TO DO
1 – Reproduce word for word the stretch of the YOLO implementation notebook from "self.batchnorm = nn.BatchNorm2d(out_channels)" through "super(yoloModel, self).__init__()".
2 – Answer these questions from the YOLO implementation notebook:
(a) What does pc represent in the per-grid target vector?
(b) What value is passed to nn.LeakyReLU in the conv_block class?
(c) Which technique did the author add that the paper did not use?

PAGE EXTRACT
%%
**YOLO MODEL IMPLEMENTATION FROM SCRATCH**

We will be self-implementing the YOLO model from scratch. I have followed the tutorial by 
Aladdin Persson on youtube. 

Video Link: https://youtu.be/n9_XyCGr-MI?si=CP0nQqGeRVj46SN6

In [8]:
import torch
import torch.nn as nn
import os
import pandas as pd
from PIL import Image

![image.png](attachment:66155407-2a99-4316-bdd4-a7cd75df9ad6.png)

Architecture diagram of YOLO model from the paper.

Layer padding is not given and calculated using the formula [n+2p-f]\s +1

I have also implemented batch normalization for more stable learning which has not been used in the paper.

**Per grid, we have target vector of the form:**

[c1,c2,...,cn,pc1,x1,y1,w1,h1]

->c is the probability of class

->pc is probability of object

->x,y is the relative coordinates of mid-point of box

->w,h is the width and height of the bounding box

**Per grid, we have the prediction vector of the form:**

[c1,c2,...,cn,pc1,x1,y1,w1,h1,pc2,x2,y2,w2,h2,.....pcn,xn,yn,wn,hn]
     

In [4]:
class conv_block(nn.Module):
    def __init__(self,in_channels,out_channels,kernal_size,stride,padding):
        super(conv_block, self).__init__()
        self.convolution = nn.Conv2d(in_channels,out_channels,kernal_size,stride,padding,bias=False)
        self.batchnorm = nn.BatchNorm2d(out_channels)
        self.leakyrelu = nn.LeakyReLU(0.1)

    def forward(self, x):
        x = self.convolution(x)
        x = self.batchnorm(x)
        x = self.leakyrelu(x)
        return x

In [5]:
class yoloModel(nn.Module):
    def __init__(self, in_channels, num_grids, num_boxes, num_classes):
        super(yoloModel, self).__init__()
        self.in_channels = in_channels
        
        self.conv_layer = nn.Sequential(
            conv_block(self.in_channels, 64, 7,2,3),
            nn.MaxPool2d(kernel_size=2, stride = 2),
            conv_block(64, 192, 3,1,1),
            nn.MaxPool2d(kernel_size=2, stride = 2),
            conv_block(192, 128, 3,1,0),
            conv_block(128, 256, 1,1,1),
            conv_block(256, 256, 3,1,0),
            conv_block(256, 512, 1,1,1),
            nn.MaxPool2d(kernel_size=2, stride = 2),
            conv_block(512,256,1,1,0),
            conv_block(256,512,3,1,1),
            conv_block(512,256,1,1,0),
            conv_block(256,512,3,1,1),
            conv_block(512,256,1,1,0),
            conv_block(256,512,3,1,1),
            conv_block(512,256,1,1,0),
            conv_block(256,512,3,1,1),
            conv_block(512,512,1,1,0),
            conv_block(512,1024,3,1,1),
            nn.MaxPool2d(kernel_size=2, stride = 2),
            conv_block(1024,512,1,1,0),
            conv_block(512,1024,3,1,1),
            conv_block(1024,512,1,1,0),
            conv_block(512,1024,3,1,1),
            conv_block(1024,1024,3,1,1),
            conv_block(1024,1024,3,2,1),
            conv_block(1024,1024,3,1,1),
            conv_block(1024,1024,3,1,1),
        )
%%
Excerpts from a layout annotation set
%%
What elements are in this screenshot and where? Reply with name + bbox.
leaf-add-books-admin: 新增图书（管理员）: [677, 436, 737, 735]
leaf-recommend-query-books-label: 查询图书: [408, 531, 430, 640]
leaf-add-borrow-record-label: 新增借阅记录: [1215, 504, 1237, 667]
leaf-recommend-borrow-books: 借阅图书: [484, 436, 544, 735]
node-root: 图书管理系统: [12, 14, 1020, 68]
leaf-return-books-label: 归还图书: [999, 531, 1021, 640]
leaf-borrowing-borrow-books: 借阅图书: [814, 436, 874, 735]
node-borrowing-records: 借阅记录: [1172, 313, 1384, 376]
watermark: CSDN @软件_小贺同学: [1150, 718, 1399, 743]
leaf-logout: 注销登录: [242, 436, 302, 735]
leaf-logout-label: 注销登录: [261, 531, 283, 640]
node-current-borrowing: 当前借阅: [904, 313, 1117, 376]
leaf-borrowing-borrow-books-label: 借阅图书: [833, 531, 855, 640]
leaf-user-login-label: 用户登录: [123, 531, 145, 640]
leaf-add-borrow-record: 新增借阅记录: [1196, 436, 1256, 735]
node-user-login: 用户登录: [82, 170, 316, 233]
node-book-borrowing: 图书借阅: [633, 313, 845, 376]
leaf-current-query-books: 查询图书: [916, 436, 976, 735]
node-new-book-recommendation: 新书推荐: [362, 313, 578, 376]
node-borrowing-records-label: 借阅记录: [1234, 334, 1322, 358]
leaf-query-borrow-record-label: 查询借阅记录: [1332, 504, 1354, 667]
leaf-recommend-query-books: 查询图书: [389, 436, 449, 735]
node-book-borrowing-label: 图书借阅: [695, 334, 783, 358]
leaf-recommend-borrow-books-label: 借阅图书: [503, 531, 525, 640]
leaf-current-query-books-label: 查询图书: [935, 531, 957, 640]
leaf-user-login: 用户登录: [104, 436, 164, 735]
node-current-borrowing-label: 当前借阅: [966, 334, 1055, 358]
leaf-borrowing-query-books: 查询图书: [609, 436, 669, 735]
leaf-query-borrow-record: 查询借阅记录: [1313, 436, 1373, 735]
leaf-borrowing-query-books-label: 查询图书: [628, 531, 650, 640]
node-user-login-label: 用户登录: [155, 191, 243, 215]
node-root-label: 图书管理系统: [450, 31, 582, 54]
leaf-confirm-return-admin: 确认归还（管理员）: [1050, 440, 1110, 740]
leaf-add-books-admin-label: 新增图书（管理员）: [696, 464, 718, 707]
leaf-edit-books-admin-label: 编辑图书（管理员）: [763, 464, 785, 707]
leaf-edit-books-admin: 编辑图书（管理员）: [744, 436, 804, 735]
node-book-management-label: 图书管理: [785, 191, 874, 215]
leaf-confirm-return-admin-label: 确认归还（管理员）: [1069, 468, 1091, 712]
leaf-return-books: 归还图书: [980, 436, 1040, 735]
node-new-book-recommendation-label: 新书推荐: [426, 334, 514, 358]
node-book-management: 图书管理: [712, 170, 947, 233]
%%
WRITTEN ANSWERS
1 –
self.batchnorm = nn.BatchNorm2d(out_channels)
        self.leakyrelu = nn.LeakyReLU(0.1)

    def forward(self, x):
        x = self.convolution(x)
        x = self.batchnorm(x)
        x = self.leakyrelu(x)
        return x

In [5]:
class yoloModel(nn.Module):
    def __init__(self, in_channels, num_grids, num_boxes, num_classes):
        super(yoloModel, self).__init__()

2 –
(a) The probability of an object.
(b) 0.1
(c) Batch normalization.